++++ TEXT UNDER STUDY

Bev, bevacizumab; CNS, central nervous system; CT, carboplatin and paclitaxel; GI, gastrointestinal; GOG, Gynecologic Oncology Group; HTN, hypertension; ICON7, International Collaborative Ovarian Neoplasm 7; OS, overall survival; PFS progression-free survival.
Bevacizumab plus chemotherapy in recurrent platinum-sensitive ovarian cancer
In addition to GOG-0218 and ICON7 a third phase III randomized trial explored the use of bevacizumab in combination with platinum-based chemotherapy (Ovarian Cancer Study Comparing Efficacy and Safety of Chemotherapy and Anti-Angiogenic Therapy in Platinum-Sensitive Recurrent Disease; OCEANS) [Aghajanian et al. 2011]. This study evaluated 484 women with platinum-sensitive ovarian, primary peritoneal, or fallopian tube cancer, who were randomly assigned to six cycles of carboplatin plus gemcitabine, with or without bevacizumab. Preliminary results showed that PFS was significantly longer for women given bevacizumab [12.4 months compared with 8.4 months in the placebo-treated group, hazard ratio (HR) 0.484, 95% CI 0.388–0.605, p < 0.0001]. Objective response rate increased by 21.1% (p < 0.0001), from 57.4% in the placebo group to 78.5% in the bevacizumab-treated group; duration of response increased from a median duration of response of 7.4 months to 10.4 months, respectively [HR 0.534, 95% CI 0.408–0.698, p < 0.0001]. OS data are still premature, with median overall survival of 29.9 months in the placebo group and 35.5 months in the treatment group. Discontinuation of treatment for adverse events was more common in the bevacizumab group (23% versus 5%). The bevacizumab arm had higher rates of hypertension grade 3 or higher (17% versus < 1%), proteinuria > grade 3 (9% versus 1%), and non central nervous system bleeding (6% versus 1%). There were no cases of GIP in either arm during therapy [Aghajanian et al. 2011]. The result of this study led to the approval by the European Commission of bevacizumab in combination with standard chemotherapy (gemcitabine and carboplatin) to treat women with first recurrence of platinum-sensitive ovarian cancer. The results of GOG-0213, an ongoing randomized trial comparing carboplatin and paclitaxel with or without bevacizumab in patients with platinum-sensitive disease, are eagerly expected [National Cancer Institute, 2012].

++++++++
++++ DATASET EXTRACT

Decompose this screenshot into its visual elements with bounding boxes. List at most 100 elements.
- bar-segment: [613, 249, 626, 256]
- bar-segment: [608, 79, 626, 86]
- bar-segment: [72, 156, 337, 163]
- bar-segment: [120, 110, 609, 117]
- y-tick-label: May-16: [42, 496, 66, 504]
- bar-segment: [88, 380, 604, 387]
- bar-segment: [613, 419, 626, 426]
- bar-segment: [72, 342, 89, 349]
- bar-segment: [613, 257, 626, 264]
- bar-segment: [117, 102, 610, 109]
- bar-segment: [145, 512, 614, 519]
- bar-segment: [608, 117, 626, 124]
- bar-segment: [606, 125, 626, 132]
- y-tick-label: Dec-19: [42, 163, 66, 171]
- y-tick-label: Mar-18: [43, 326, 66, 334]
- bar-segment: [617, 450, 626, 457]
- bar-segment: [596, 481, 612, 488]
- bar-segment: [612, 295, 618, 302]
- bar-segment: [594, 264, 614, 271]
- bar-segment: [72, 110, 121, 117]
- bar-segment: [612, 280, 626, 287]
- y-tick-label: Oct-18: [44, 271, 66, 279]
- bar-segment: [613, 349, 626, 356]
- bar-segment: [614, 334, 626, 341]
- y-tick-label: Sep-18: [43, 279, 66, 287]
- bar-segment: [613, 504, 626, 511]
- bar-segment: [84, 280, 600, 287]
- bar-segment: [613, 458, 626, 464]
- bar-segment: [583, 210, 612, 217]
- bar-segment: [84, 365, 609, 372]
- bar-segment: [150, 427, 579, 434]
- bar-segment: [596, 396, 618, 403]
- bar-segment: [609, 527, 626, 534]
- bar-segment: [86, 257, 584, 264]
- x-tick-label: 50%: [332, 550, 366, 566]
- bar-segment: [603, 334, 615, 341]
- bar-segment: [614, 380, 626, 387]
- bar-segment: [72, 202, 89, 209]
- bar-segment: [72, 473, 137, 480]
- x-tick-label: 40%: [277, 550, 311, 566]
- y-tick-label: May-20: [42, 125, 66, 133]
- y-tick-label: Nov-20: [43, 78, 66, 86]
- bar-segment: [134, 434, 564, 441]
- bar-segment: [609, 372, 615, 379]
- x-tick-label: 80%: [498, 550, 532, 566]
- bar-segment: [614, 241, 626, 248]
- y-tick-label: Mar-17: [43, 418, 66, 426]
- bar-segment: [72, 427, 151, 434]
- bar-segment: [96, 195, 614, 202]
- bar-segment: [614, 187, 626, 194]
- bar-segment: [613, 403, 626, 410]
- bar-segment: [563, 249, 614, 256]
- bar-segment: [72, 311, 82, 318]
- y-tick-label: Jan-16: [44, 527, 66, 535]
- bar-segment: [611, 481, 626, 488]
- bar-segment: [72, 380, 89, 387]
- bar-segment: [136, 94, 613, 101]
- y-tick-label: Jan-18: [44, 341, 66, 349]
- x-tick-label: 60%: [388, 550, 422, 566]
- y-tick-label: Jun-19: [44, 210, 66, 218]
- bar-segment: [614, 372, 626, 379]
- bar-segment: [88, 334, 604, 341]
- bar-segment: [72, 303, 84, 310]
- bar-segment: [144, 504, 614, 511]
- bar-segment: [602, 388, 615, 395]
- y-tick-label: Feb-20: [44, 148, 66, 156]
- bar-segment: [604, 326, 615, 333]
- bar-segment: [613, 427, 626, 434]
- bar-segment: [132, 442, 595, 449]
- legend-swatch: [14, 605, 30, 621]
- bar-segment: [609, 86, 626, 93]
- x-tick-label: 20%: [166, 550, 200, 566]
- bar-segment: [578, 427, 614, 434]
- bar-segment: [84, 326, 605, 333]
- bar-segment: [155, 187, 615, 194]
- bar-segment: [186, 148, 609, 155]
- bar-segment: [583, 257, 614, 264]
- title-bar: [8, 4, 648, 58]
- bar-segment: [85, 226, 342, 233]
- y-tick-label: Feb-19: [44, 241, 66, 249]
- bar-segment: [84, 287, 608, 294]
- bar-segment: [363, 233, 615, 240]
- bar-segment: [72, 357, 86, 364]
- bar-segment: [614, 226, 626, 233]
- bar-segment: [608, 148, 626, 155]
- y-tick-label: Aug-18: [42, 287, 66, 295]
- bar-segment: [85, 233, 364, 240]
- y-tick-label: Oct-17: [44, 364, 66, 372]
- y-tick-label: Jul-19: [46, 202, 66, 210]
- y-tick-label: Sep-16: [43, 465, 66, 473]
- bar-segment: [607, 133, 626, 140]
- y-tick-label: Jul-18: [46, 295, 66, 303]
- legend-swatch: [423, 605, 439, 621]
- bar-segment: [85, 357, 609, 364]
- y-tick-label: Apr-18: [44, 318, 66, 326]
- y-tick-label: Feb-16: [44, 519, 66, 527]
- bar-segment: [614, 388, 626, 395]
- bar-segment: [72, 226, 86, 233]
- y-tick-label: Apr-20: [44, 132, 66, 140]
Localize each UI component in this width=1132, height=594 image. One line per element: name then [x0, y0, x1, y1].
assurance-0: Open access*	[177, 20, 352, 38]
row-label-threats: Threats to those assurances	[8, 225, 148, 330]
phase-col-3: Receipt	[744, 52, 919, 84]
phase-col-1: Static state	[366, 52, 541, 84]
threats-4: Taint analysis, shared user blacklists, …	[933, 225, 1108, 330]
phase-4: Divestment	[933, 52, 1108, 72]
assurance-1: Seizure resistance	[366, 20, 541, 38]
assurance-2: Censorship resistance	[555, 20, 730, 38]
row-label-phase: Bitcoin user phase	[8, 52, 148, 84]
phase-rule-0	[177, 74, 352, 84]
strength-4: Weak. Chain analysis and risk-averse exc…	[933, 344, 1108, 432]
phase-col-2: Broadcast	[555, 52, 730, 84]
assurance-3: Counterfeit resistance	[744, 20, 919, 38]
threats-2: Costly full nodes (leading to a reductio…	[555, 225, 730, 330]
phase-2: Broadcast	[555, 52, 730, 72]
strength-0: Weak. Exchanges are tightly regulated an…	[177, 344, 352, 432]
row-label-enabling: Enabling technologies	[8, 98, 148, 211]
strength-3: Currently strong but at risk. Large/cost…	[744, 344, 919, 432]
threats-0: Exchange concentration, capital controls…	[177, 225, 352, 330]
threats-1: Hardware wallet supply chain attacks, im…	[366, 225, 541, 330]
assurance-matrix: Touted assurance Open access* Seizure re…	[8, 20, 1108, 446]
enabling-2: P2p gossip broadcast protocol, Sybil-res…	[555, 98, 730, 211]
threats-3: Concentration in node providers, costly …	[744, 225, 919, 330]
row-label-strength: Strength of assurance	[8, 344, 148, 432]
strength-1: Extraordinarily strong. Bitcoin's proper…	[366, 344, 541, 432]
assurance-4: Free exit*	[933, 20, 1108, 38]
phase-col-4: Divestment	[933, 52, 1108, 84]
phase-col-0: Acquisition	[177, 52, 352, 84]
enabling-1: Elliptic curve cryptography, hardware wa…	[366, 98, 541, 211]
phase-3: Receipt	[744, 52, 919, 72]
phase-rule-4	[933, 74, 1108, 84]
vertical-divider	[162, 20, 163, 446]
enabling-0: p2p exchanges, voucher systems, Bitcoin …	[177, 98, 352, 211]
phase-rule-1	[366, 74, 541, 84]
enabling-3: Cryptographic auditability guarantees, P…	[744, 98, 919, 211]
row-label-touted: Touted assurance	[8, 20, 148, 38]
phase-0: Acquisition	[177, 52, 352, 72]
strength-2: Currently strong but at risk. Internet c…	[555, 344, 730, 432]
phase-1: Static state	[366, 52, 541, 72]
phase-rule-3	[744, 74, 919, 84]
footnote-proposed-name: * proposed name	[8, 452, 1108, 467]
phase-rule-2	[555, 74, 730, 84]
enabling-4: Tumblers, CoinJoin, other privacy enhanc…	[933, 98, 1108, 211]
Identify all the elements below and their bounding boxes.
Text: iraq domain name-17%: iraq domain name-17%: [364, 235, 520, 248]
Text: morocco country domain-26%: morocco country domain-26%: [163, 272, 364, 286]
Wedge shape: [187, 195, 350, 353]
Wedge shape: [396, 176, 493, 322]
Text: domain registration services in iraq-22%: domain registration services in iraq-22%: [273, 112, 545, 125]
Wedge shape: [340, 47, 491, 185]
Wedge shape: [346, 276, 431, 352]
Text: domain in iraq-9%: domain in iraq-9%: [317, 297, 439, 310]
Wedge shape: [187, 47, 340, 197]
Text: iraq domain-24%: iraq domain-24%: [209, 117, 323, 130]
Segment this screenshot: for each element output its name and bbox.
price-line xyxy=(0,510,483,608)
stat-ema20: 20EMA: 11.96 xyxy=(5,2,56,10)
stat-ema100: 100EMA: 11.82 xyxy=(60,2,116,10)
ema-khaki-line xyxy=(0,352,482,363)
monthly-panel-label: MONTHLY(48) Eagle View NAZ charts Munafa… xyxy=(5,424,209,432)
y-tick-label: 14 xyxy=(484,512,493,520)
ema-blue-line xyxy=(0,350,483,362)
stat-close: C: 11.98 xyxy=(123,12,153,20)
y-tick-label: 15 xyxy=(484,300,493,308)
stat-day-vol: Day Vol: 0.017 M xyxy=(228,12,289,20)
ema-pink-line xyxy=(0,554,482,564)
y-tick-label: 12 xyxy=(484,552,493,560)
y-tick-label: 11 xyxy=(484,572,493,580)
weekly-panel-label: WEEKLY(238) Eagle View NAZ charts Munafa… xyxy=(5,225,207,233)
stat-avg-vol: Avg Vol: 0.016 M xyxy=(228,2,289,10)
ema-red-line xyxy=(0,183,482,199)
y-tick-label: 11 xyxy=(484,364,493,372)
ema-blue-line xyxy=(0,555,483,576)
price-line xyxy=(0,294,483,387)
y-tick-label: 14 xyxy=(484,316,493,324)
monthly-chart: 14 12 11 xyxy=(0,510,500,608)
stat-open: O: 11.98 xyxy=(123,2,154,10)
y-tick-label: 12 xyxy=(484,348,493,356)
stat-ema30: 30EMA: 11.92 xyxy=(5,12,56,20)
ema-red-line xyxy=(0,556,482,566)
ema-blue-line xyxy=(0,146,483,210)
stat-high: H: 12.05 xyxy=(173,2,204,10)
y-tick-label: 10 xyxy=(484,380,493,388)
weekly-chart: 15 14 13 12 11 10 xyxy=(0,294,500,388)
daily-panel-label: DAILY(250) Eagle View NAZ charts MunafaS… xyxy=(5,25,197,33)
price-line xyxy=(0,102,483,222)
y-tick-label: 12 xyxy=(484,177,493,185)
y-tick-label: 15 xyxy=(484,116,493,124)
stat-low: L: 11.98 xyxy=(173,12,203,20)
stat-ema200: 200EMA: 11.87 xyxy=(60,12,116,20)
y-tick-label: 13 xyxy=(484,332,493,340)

++++++++

WORK REQUEST 1: Update the passage on bevacizumab in ovarian cancer from the words "Bev, bevacizumab; CNS, central" through "PFS progression-free survival.", replacing "gastrointestinal" with "digestive tract".
WORK REQUEST 2: List every clinical trial that the passage on bevacizumab in ovarian cancer names by its acronym or number.
WORK REQUEST 3: According to the passage on bevacizumab in ovarian cancer, how many women did the OCEANS study evaluate?

TASK RESPONSE 1:
Bev, bevacizumab; CNS, central nervous system; CT, carboplatin and paclitaxel; GI, digestive tract; GOG, Gynecologic Oncology Group; HTN, hypertension; ICON7, International Collaborative Ovarian Neoplasm 7; OS, overall survival; PFS progression-free survival.

TASK RESPONSE 2: GOG-0218, ICON7, OCEANS, GOG-0213

TASK RESPONSE 3: 484 women